• **Data shown**
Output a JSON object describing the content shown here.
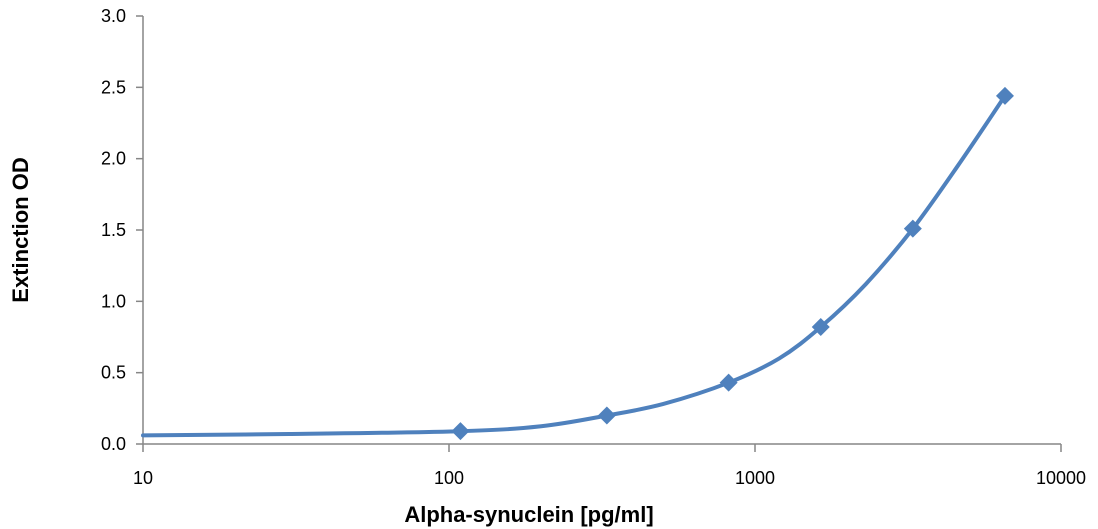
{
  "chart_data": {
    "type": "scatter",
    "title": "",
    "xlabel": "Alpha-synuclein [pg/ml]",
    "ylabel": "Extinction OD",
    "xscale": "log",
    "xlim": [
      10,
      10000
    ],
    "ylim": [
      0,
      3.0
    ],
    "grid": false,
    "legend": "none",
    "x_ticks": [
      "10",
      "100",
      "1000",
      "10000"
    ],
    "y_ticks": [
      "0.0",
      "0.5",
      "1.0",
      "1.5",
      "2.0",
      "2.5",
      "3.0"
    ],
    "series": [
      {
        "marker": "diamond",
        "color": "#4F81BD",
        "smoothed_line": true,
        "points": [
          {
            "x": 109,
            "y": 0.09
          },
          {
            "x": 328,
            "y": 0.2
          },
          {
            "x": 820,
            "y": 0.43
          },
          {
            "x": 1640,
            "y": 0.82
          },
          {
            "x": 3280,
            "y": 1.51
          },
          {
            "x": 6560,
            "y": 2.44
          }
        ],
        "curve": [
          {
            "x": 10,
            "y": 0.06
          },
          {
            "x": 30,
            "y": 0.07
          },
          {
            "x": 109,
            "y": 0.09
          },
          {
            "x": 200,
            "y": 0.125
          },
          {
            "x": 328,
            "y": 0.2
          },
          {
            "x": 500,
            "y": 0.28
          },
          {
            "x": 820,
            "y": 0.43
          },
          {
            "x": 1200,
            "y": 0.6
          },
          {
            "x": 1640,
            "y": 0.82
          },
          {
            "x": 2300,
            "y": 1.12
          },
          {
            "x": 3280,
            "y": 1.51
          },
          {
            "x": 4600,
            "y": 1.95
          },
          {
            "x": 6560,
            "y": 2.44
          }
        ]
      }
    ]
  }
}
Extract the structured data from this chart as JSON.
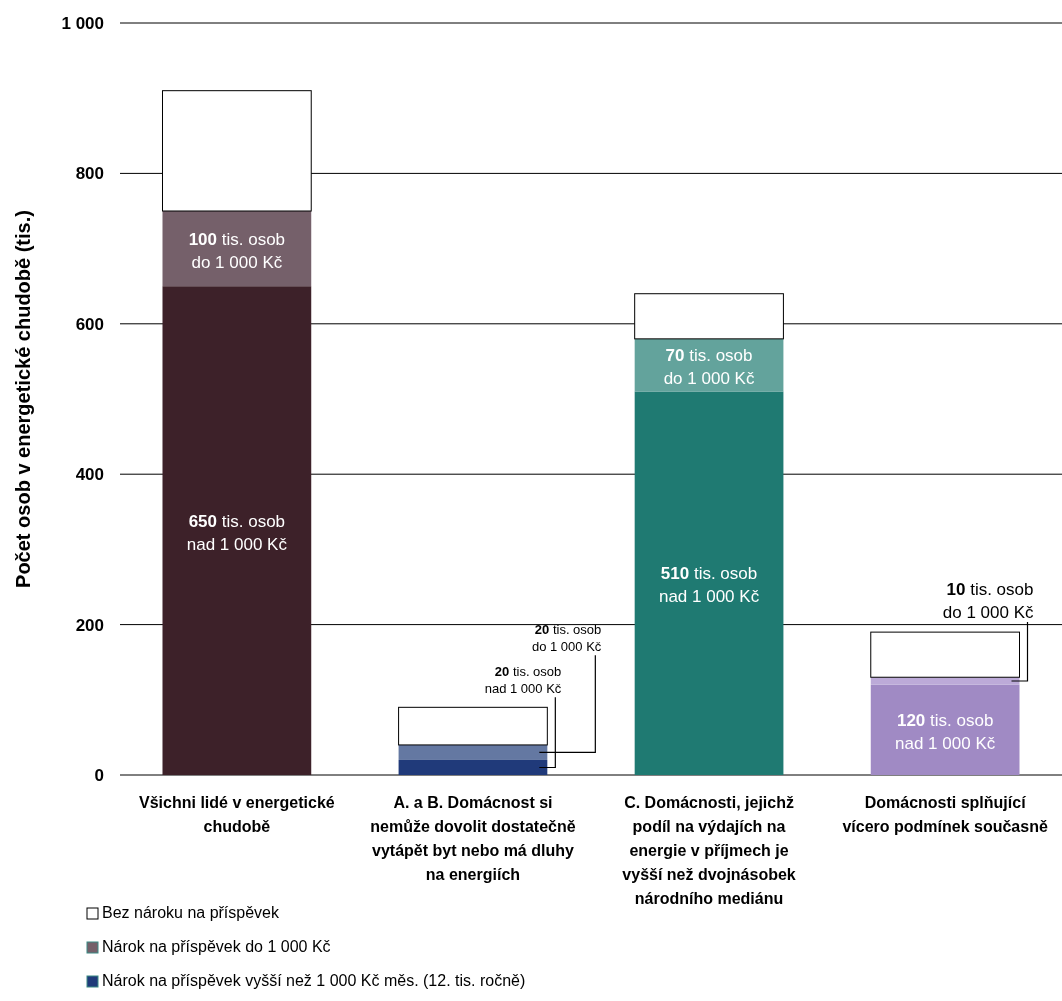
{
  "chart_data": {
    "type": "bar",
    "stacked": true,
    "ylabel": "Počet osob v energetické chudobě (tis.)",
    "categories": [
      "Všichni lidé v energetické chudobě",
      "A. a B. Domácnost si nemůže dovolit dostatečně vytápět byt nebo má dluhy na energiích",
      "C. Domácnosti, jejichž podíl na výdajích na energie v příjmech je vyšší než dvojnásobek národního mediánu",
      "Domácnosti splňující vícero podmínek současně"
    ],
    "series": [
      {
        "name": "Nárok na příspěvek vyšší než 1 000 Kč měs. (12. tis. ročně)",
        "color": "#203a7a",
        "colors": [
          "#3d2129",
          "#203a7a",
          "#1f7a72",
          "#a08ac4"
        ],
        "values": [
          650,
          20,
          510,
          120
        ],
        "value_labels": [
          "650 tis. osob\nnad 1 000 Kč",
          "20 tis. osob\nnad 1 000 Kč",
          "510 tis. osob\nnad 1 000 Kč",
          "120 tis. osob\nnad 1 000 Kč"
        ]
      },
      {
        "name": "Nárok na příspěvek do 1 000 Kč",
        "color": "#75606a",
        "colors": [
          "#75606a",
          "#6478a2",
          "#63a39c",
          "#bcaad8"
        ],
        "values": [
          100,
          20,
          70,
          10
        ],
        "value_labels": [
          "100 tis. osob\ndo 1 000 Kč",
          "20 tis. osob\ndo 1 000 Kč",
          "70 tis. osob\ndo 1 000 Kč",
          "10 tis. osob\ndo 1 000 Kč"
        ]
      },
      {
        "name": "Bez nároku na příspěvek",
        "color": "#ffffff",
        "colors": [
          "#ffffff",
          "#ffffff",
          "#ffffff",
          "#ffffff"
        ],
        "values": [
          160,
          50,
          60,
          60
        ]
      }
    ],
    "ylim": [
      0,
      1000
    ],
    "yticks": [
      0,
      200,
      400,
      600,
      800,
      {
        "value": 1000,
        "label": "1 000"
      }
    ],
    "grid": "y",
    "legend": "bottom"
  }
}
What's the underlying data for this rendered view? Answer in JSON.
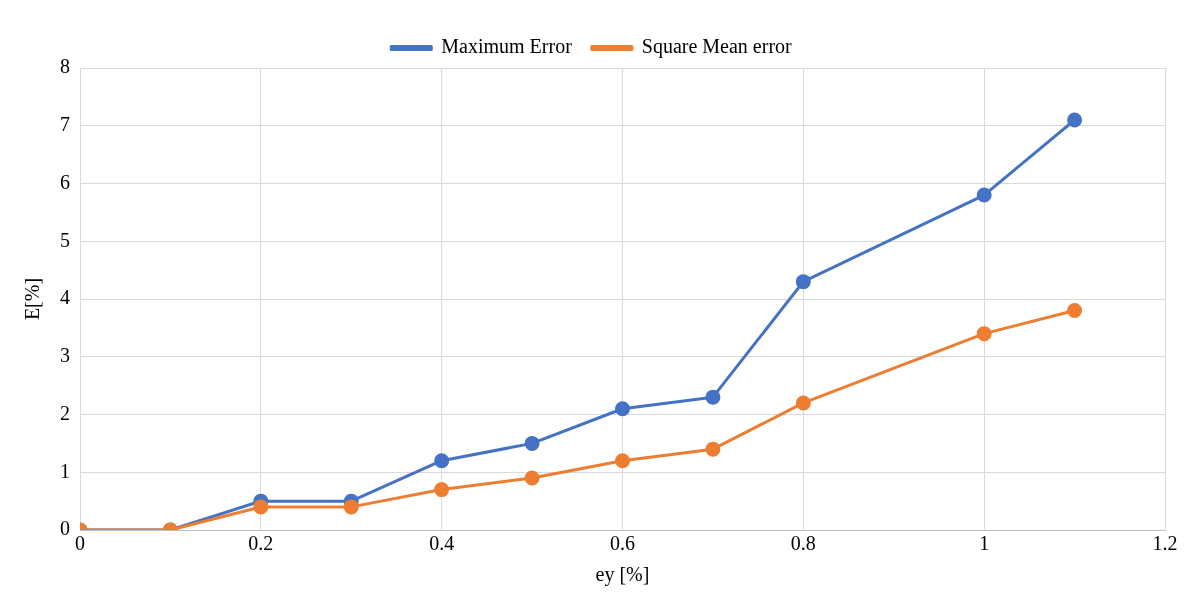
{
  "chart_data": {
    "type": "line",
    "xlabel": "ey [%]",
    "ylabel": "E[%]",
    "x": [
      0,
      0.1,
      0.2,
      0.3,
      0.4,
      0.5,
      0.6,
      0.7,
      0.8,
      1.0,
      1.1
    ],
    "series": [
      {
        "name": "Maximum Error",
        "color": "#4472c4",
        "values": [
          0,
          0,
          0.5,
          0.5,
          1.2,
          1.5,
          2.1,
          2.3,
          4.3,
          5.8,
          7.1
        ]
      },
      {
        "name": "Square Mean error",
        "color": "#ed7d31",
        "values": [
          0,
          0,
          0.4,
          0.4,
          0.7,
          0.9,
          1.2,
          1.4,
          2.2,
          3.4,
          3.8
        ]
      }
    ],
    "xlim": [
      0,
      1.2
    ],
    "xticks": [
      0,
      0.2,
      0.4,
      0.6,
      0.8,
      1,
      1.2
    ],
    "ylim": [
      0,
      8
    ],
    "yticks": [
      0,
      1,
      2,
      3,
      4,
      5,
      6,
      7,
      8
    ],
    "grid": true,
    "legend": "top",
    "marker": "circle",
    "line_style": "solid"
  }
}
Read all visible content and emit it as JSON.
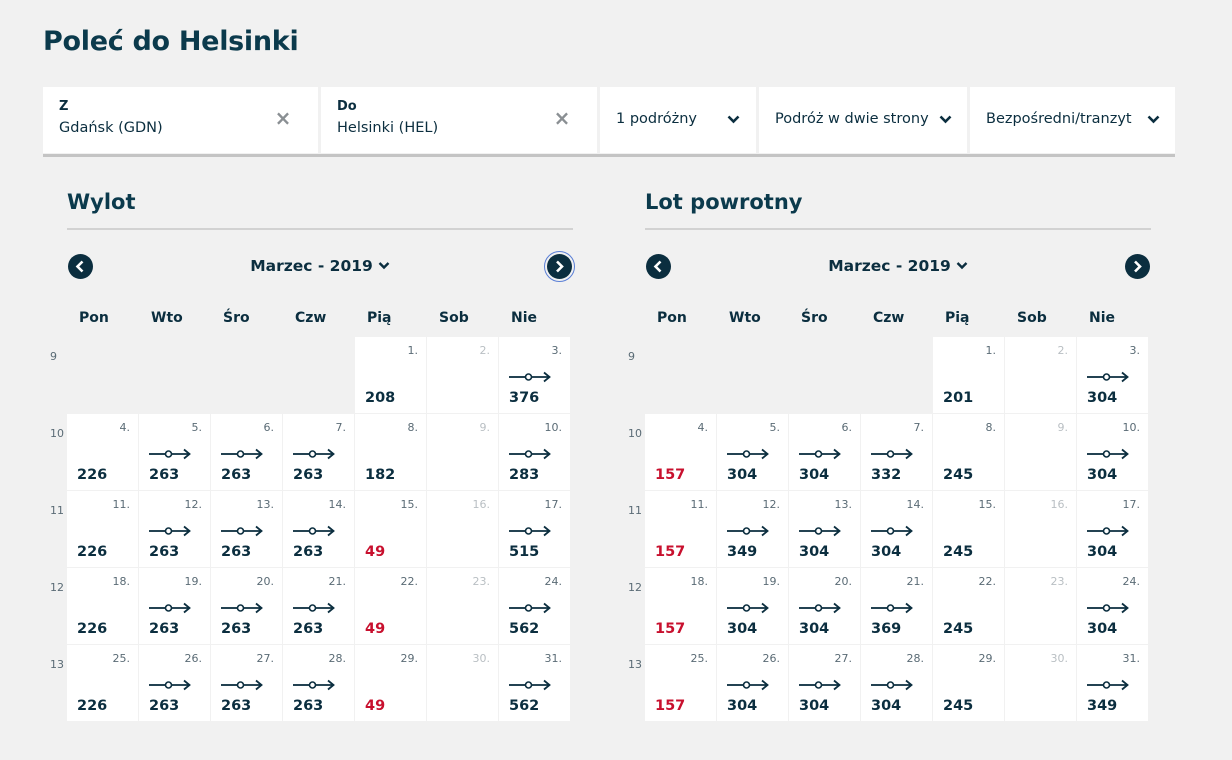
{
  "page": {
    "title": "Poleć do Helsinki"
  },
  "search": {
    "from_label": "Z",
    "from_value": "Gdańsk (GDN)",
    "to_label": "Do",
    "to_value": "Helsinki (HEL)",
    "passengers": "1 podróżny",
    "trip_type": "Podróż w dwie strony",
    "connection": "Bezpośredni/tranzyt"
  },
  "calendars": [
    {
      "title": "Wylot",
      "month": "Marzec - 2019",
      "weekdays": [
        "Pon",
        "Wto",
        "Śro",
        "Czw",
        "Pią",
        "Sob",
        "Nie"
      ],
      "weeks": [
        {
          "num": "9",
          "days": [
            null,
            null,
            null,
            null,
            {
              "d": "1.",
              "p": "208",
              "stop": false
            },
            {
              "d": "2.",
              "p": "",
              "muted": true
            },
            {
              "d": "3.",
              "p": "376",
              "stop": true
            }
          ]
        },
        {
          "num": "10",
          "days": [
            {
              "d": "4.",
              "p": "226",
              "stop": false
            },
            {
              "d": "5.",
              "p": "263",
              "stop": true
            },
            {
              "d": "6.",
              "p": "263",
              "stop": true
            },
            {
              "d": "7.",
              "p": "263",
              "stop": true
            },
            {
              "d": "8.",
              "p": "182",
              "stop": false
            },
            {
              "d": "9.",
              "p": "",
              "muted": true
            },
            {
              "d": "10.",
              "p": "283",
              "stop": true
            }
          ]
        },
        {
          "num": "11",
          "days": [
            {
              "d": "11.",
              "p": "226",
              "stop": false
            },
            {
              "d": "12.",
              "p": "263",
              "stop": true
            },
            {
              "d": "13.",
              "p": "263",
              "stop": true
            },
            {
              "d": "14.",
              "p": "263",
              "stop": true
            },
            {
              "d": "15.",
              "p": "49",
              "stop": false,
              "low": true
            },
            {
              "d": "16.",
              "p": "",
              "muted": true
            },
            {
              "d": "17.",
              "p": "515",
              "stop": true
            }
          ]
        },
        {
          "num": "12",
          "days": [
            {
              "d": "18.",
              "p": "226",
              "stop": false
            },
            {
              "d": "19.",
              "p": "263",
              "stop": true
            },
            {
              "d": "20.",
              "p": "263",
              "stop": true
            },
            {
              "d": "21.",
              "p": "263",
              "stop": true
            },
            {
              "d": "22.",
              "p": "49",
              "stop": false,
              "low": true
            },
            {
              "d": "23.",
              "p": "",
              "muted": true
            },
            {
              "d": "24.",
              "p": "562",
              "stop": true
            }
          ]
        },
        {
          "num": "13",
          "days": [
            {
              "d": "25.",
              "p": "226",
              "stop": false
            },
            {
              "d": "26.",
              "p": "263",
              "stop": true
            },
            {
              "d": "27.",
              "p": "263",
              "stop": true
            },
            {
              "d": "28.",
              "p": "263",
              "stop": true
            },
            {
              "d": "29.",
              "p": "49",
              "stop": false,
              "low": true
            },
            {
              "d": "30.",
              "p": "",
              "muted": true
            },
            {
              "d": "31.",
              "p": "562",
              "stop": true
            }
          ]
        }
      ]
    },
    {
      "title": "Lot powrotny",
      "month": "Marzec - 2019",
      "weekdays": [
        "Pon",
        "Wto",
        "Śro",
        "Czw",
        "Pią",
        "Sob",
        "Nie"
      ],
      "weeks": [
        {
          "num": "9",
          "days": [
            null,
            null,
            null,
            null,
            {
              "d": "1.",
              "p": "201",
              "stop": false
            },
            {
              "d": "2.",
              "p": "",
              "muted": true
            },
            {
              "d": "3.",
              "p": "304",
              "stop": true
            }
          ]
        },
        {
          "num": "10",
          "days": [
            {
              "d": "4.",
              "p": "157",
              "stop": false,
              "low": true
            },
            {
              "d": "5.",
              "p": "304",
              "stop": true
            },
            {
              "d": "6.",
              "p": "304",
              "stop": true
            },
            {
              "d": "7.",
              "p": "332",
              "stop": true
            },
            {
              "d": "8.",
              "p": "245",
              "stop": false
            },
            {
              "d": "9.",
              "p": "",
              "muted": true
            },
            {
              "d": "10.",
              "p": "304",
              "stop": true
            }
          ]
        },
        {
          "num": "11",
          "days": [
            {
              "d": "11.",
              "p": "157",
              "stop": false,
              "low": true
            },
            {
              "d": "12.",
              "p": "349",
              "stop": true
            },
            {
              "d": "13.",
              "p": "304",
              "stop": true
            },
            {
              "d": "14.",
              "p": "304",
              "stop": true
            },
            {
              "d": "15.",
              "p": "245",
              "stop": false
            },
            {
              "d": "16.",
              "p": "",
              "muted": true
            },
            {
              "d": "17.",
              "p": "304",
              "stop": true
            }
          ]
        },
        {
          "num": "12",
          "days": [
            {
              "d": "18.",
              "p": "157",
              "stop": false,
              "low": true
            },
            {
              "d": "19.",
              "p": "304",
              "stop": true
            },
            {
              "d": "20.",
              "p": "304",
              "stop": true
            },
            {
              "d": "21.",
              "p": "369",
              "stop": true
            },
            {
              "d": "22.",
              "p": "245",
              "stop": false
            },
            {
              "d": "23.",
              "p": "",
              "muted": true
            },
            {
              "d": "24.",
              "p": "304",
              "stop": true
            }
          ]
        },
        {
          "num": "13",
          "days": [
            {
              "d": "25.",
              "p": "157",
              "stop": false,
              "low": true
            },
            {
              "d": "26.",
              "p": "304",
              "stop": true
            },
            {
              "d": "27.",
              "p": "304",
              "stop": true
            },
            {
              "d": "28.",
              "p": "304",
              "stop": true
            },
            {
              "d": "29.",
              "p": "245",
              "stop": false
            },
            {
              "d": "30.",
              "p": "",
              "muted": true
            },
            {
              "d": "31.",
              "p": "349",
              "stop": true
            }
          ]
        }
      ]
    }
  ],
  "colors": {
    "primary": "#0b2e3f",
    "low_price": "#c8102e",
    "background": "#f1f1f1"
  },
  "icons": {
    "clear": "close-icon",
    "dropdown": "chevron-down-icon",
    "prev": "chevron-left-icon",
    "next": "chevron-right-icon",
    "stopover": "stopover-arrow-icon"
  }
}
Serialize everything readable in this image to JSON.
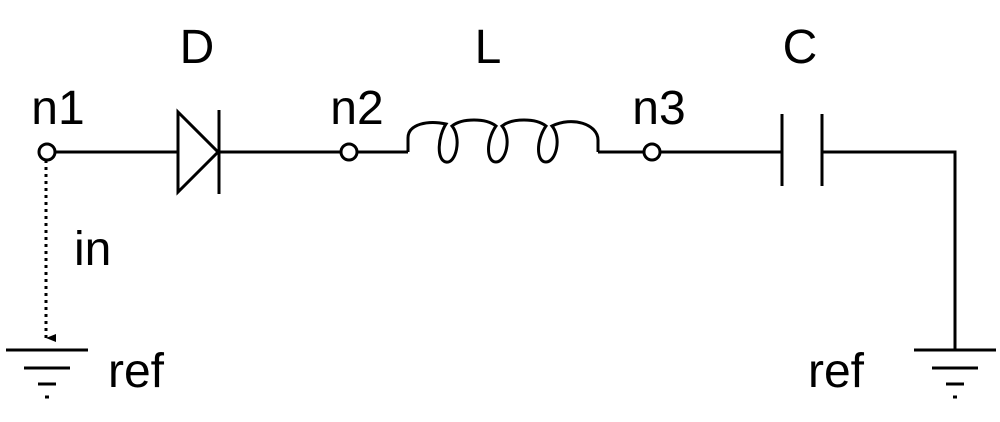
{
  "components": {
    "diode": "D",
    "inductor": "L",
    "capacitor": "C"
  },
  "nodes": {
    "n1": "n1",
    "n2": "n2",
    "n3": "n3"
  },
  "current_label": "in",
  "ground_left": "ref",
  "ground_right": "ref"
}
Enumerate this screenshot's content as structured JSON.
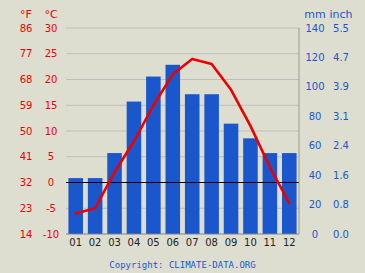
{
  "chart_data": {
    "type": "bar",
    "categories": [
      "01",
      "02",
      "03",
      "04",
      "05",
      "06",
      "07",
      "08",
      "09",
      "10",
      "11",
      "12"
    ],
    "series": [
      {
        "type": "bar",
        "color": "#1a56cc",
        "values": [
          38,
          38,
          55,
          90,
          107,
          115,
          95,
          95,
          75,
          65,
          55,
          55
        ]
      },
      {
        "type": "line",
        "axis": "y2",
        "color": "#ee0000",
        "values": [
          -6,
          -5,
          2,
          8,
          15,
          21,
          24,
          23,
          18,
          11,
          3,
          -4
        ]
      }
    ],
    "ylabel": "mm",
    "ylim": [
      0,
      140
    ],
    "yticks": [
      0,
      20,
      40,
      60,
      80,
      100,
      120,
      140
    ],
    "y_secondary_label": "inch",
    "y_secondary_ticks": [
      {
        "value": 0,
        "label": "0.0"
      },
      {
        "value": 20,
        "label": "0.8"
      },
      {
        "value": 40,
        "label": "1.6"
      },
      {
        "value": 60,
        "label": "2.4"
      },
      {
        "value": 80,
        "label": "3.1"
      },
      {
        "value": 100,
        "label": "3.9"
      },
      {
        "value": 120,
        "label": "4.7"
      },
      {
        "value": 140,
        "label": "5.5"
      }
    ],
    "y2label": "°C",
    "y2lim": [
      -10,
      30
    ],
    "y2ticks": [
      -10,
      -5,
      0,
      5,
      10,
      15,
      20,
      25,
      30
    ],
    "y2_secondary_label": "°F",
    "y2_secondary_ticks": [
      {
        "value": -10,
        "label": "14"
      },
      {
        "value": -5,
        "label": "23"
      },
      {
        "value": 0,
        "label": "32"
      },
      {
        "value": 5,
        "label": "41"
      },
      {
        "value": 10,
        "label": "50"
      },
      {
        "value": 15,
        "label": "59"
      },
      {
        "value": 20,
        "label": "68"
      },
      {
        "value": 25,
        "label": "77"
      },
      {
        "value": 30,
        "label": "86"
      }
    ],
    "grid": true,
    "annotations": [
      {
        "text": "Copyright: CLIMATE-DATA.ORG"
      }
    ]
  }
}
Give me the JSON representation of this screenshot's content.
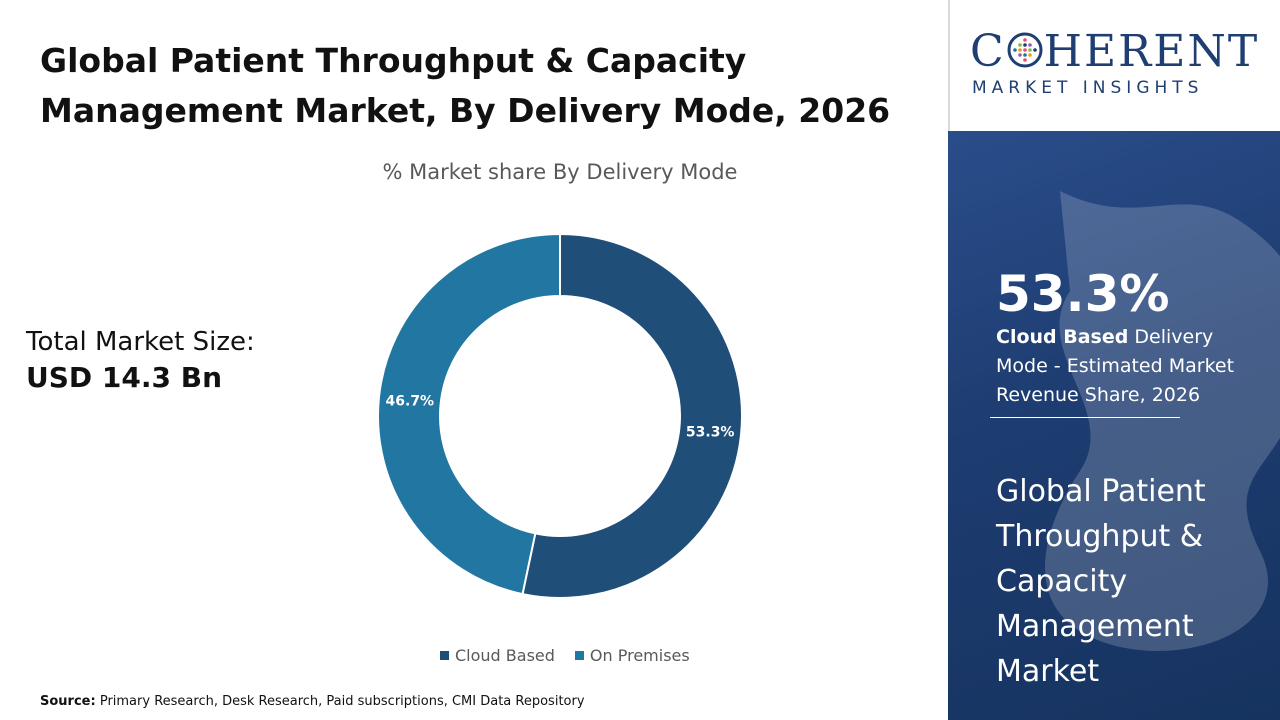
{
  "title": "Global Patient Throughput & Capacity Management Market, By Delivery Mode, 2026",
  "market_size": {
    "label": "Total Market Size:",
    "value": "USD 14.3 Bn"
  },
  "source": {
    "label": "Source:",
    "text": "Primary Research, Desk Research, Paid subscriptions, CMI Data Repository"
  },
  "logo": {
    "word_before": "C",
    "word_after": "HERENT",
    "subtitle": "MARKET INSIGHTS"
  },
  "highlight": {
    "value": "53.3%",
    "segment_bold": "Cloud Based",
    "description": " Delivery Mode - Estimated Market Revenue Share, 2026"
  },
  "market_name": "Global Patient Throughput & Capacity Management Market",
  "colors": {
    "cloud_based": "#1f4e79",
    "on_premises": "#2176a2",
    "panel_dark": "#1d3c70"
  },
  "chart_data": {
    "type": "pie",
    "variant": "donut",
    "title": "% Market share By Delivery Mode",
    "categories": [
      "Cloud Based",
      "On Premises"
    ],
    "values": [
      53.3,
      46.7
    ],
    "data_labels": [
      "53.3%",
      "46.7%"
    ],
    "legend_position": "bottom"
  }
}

• **Job**
All lines that include "Domácnosti" are to be gathered and copied.

• **Finished task**
      "C. Domácnosti, jejichž podíl na výdajích na energie v příjmech je vyšší než dvojnásobek národního mediánu",
      "Domácnosti splňující vícero podmínek současně"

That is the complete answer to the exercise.